## Start INPUT MATERIAL

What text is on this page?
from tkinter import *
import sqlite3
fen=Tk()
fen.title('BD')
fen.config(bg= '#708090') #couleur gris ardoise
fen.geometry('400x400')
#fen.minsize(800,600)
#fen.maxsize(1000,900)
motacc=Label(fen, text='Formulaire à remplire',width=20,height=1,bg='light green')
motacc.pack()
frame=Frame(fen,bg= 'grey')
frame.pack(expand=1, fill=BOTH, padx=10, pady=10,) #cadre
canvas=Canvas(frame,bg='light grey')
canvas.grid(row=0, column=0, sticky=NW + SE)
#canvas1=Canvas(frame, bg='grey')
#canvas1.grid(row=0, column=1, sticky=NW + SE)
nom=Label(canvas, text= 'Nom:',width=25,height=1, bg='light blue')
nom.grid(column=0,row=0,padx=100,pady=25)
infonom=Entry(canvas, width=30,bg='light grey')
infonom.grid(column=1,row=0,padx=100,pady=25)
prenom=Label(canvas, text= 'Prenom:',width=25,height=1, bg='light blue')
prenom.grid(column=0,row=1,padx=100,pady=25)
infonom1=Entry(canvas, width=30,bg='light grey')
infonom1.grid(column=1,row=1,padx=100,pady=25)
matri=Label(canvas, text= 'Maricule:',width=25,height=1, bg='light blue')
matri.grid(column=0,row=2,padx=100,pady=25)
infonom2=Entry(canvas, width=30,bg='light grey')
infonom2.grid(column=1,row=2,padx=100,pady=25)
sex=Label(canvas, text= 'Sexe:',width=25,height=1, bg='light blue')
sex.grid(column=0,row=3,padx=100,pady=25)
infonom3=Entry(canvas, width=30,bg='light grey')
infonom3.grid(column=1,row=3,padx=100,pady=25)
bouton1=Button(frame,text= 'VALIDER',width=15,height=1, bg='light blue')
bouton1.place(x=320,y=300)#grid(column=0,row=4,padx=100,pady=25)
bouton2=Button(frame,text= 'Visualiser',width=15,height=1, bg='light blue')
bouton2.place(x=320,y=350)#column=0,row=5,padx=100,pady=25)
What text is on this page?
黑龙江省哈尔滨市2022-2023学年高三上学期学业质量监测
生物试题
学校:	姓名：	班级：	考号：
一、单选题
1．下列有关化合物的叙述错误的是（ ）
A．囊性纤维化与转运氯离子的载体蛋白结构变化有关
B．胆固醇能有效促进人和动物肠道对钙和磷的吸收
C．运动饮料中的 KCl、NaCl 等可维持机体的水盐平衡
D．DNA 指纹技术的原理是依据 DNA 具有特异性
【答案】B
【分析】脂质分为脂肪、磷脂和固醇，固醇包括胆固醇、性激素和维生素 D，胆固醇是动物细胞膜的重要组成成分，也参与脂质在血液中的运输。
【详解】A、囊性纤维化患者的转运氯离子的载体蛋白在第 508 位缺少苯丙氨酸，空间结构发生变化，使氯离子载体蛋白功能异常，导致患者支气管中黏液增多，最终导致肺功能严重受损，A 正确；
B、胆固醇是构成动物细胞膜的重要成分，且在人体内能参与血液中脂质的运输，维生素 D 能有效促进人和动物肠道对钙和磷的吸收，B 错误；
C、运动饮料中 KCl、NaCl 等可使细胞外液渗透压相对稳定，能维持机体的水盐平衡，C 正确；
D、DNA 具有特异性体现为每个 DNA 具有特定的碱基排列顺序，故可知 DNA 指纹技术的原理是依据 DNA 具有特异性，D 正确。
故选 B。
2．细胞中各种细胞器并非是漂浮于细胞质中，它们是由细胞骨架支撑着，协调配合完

## End INPUT MATERIAL

# SHORT PROBLEM:
Return each line among the entries that holds the word "pack".

# COMPLETED EXERCISE:
motacc.pack()
frame.pack(expand=1, fill=BOTH, padx=10, pady=10,) #cadre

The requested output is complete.